* [Goal]
Every line of the material that follows must be printed again exactly.

(Records from a data source)

══════════

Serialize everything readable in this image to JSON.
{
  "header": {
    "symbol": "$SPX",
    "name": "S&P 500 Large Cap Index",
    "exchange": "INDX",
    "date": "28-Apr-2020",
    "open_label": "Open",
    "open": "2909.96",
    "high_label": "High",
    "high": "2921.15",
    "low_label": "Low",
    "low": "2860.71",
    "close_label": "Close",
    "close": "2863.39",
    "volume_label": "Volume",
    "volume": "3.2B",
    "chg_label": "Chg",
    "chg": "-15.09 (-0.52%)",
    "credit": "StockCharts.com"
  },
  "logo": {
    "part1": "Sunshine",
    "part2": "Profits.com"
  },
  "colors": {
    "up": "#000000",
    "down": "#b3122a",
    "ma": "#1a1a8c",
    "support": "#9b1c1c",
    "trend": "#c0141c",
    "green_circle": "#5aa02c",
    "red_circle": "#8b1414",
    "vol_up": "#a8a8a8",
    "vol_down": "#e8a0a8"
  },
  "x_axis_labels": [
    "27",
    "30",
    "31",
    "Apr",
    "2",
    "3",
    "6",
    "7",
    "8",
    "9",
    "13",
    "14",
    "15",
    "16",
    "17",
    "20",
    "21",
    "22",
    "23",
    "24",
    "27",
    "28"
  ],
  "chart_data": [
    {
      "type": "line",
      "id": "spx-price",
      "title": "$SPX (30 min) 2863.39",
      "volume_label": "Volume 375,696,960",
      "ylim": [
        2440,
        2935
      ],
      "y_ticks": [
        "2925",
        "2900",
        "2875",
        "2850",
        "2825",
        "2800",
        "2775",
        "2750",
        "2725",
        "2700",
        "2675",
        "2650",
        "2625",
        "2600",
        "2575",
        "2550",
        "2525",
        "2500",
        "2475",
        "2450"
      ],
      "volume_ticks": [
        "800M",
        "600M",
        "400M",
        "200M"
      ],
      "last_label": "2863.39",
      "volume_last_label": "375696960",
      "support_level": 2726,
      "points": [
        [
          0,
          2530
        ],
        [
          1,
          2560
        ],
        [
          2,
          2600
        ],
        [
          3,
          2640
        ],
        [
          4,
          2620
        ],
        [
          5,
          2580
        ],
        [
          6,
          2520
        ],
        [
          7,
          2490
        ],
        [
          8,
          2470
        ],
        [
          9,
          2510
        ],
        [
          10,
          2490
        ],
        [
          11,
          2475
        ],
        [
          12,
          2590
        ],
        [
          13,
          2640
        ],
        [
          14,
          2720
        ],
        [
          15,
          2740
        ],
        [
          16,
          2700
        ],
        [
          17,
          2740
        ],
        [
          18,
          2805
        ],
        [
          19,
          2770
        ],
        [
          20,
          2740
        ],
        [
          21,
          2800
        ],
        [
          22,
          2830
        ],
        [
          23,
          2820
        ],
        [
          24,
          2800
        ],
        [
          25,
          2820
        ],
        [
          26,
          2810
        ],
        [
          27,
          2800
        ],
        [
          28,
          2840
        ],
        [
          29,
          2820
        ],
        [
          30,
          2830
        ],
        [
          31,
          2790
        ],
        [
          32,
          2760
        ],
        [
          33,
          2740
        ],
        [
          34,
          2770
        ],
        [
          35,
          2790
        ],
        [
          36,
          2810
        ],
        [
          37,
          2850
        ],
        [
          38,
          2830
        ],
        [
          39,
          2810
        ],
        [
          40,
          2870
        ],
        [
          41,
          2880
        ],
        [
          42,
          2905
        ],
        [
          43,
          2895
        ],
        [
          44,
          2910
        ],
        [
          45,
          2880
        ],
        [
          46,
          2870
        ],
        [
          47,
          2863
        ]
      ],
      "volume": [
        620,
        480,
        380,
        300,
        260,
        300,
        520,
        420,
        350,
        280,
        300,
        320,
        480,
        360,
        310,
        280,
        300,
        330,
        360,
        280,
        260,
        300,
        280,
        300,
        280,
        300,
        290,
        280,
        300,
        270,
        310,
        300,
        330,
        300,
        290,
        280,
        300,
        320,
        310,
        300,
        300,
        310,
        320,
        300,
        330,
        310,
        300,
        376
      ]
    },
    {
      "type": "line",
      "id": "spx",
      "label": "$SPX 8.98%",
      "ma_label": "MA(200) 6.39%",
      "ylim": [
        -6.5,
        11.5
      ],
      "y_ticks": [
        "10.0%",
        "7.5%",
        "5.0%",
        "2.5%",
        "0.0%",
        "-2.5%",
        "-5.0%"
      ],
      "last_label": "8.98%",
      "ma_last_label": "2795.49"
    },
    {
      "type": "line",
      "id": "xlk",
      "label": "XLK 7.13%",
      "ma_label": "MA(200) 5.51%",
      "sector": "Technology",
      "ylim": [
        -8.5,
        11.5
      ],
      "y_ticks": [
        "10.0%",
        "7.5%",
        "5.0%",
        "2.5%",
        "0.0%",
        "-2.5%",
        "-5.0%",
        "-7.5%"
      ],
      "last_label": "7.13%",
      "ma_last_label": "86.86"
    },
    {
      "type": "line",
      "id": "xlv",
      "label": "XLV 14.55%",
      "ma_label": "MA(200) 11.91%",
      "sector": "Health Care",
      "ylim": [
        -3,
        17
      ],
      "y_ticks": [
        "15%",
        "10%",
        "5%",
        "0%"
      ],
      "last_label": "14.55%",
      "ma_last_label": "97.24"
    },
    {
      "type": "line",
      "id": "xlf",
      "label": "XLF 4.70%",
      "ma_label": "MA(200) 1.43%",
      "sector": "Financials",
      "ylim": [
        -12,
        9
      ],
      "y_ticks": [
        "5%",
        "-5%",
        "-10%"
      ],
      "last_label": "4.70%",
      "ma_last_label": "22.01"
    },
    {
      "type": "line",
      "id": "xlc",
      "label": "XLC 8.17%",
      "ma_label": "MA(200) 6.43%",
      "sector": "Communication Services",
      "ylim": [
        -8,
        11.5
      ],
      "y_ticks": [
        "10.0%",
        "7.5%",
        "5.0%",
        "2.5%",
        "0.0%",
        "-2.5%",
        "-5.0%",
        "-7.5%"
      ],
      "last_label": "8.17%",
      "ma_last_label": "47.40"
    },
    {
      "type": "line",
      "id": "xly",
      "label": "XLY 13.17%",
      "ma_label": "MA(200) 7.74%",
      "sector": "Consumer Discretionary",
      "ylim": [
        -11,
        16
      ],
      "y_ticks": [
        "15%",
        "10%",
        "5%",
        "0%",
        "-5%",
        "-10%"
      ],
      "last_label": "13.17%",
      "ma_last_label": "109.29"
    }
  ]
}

══════════

* [Result of this exercise]
Serialize everything readable in this image to JSON.
{
  "header": {
    "symbol": "$SPX",
    "name": "S&P 500 Large Cap Index",
    "exchange": "INDX",
    "date": "28-Apr-2020",
    "open_label": "Open",
    "open": "2909.96",
    "high_label": "High",
    "high": "2921.15",
    "low_label": "Low",
    "low": "2860.71",
    "close_label": "Close",
    "close": "2863.39",
    "volume_label": "Volume",
    "volume": "3.2B",
    "chg_label": "Chg",
    "chg": "-15.09 (-0.52%)",
    "credit": "StockCharts.com"
  },
  "logo": {
    "part1": "Sunshine",
    "part2": "Profits.com"
  },
  "colors": {
    "up": "#000000",
    "down": "#b3122a",
    "ma": "#1a1a8c",
    "support": "#9b1c1c",
    "trend": "#c0141c",
    "green_circle": "#5aa02c",
    "red_circle": "#8b1414",
    "vol_up": "#a8a8a8",
    "vol_down": "#e8a0a8"
  },
  "x_axis_labels": [
    "27",
    "30",
    "31",
    "Apr",
    "2",
    "3",
    "6",
    "7",
    "8",
    "9",
    "13",
    "14",
    "15",
    "16",
    "17",
    "20",
    "21",
    "22",
    "23",
    "24",
    "27",
    "28"
  ],
  "chart_data": [
    {
      "type": "line",
      "id": "spx-price",
      "title": "$SPX (30 min) 2863.39",
      "volume_label": "Volume 375,696,960",
      "ylim": [
        2440,
        2935
      ],
      "y_ticks": [
        "2925",
        "2900",
        "2875",
        "2850",
        "2825",
        "2800",
        "2775",
        "2750",
        "2725",
        "2700",
        "2675",
        "2650",
        "2625",
        "2600",
        "2575",
        "2550",
        "2525",
        "2500",
        "2475",
        "2450"
      ],
      "volume_ticks": [
        "800M",
        "600M",
        "400M",
        "200M"
      ],
      "last_label": "2863.39",
      "volume_last_label": "375696960",
      "support_level": 2726,
      "points": [
        [
          0,
          2530
        ],
        [
          1,
          2560
        ],
        [
          2,
          2600
        ],
        [
          3,
          2640
        ],
        [
          4,
          2620
        ],
        [
          5,
          2580
        ],
        [
          6,
          2520
        ],
        [
          7,
          2490
        ],
        [
          8,
          2470
        ],
        [
          9,
          2510
        ],
        [
          10,
          2490
        ],
        [
          11,
          2475
        ],
        [
          12,
          2590
        ],
        [
          13,
          2640
        ],
        [
          14,
          2720
        ],
        [
          15,
          2740
        ],
        [
          16,
          2700
        ],
        [
          17,
          2740
        ],
        [
          18,
          2805
        ],
        [
          19,
          2770
        ],
        [
          20,
          2740
        ],
        [
          21,
          2800
        ],
        [
          22,
          2830
        ],
        [
          23,
          2820
        ],
        [
          24,
          2800
        ],
        [
          25,
          2820
        ],
        [
          26,
          2810
        ],
        [
          27,
          2800
        ],
        [
          28,
          2840
        ],
        [
          29,
          2820
        ],
        [
          30,
          2830
        ],
        [
          31,
          2790
        ],
        [
          32,
          2760
        ],
        [
          33,
          2740
        ],
        [
          34,
          2770
        ],
        [
          35,
          2790
        ],
        [
          36,
          2810
        ],
        [
          37,
          2850
        ],
        [
          38,
          2830
        ],
        [
          39,
          2810
        ],
        [
          40,
          2870
        ],
        [
          41,
          2880
        ],
        [
          42,
          2905
        ],
        [
          43,
          2895
        ],
        [
          44,
          2910
        ],
        [
          45,
          2880
        ],
        [
          46,
          2870
        ],
        [
          47,
          2863
        ]
      ],
      "volume": [
        620,
        480,
        380,
        300,
        260,
        300,
        520,
        420,
        350,
        280,
        300,
        320,
        480,
        360,
        310,
        280,
        300,
        330,
        360,
        280,
        260,
        300,
        280,
        300,
        280,
        300,
        290,
        280,
        300,
        270,
        310,
        300,
        330,
        300,
        290,
        280,
        300,
        320,
        310,
        300,
        300,
        310,
        320,
        300,
        330,
        310,
        300,
        376
      ]
    },
    {
      "type": "line",
      "id": "spx",
      "label": "$SPX 8.98%",
      "ma_label": "MA(200) 6.39%",
      "ylim": [
        -6.5,
        11.5
      ],
      "y_ticks": [
        "10.0%",
        "7.5%",
        "5.0%",
        "2.5%",
        "0.0%",
        "-2.5%",
        "-5.0%"
      ],
      "last_label": "8.98%",
      "ma_last_label": "2795.49"
    },
    {
      "type": "line",
      "id": "xlk",
      "label": "XLK 7.13%",
      "ma_label": "MA(200) 5.51%",
      "sector": "Technology",
      "ylim": [
        -8.5,
        11.5
      ],
      "y_ticks": [
        "10.0%",
        "7.5%",
        "5.0%",
        "2.5%",
        "0.0%",
        "-2.5%",
        "-5.0%",
        "-7.5%"
      ],
      "last_label": "7.13%",
      "ma_last_label": "86.86"
    },
    {
      "type": "line",
      "id": "xlv",
      "label": "XLV 14.55%",
      "ma_label": "MA(200) 11.91%",
      "sector": "Health Care",
      "ylim": [
        -3,
        17
      ],
      "y_ticks": [
        "15%",
        "10%",
        "5%",
        "0%"
      ],
      "last_label": "14.55%",
      "ma_last_label": "97.24"
    },
    {
      "type": "line",
      "id": "xlf",
      "label": "XLF 4.70%",
      "ma_label": "MA(200) 1.43%",
      "sector": "Financials",
      "ylim": [
        -12,
        9
      ],
      "y_ticks": [
        "5%",
        "-5%",
        "-10%"
      ],
      "last_label": "4.70%",
      "ma_last_label": "22.01"
    },
    {
      "type": "line",
      "id": "xlc",
      "label": "XLC 8.17%",
      "ma_label": "MA(200) 6.43%",
      "sector": "Communication Services",
      "ylim": [
        -8,
        11.5
      ],
      "y_ticks": [
        "10.0%",
        "7.5%",
        "5.0%",
        "2.5%",
        "0.0%",
        "-2.5%",
        "-5.0%",
        "-7.5%"
      ],
      "last_label": "8.17%",
      "ma_last_label": "47.40"
    },
    {
      "type": "line",
      "id": "xly",
      "label": "XLY 13.17%",
      "ma_label": "MA(200) 7.74%",
      "sector": "Consumer Discretionary",
      "ylim": [
        -11,
        16
      ],
      "y_ticks": [
        "15%",
        "10%",
        "5%",
        "0%",
        "-5%",
        "-10%"
      ],
      "last_label": "13.17%",
      "ma_last_label": "109.29"
    }
  ]
}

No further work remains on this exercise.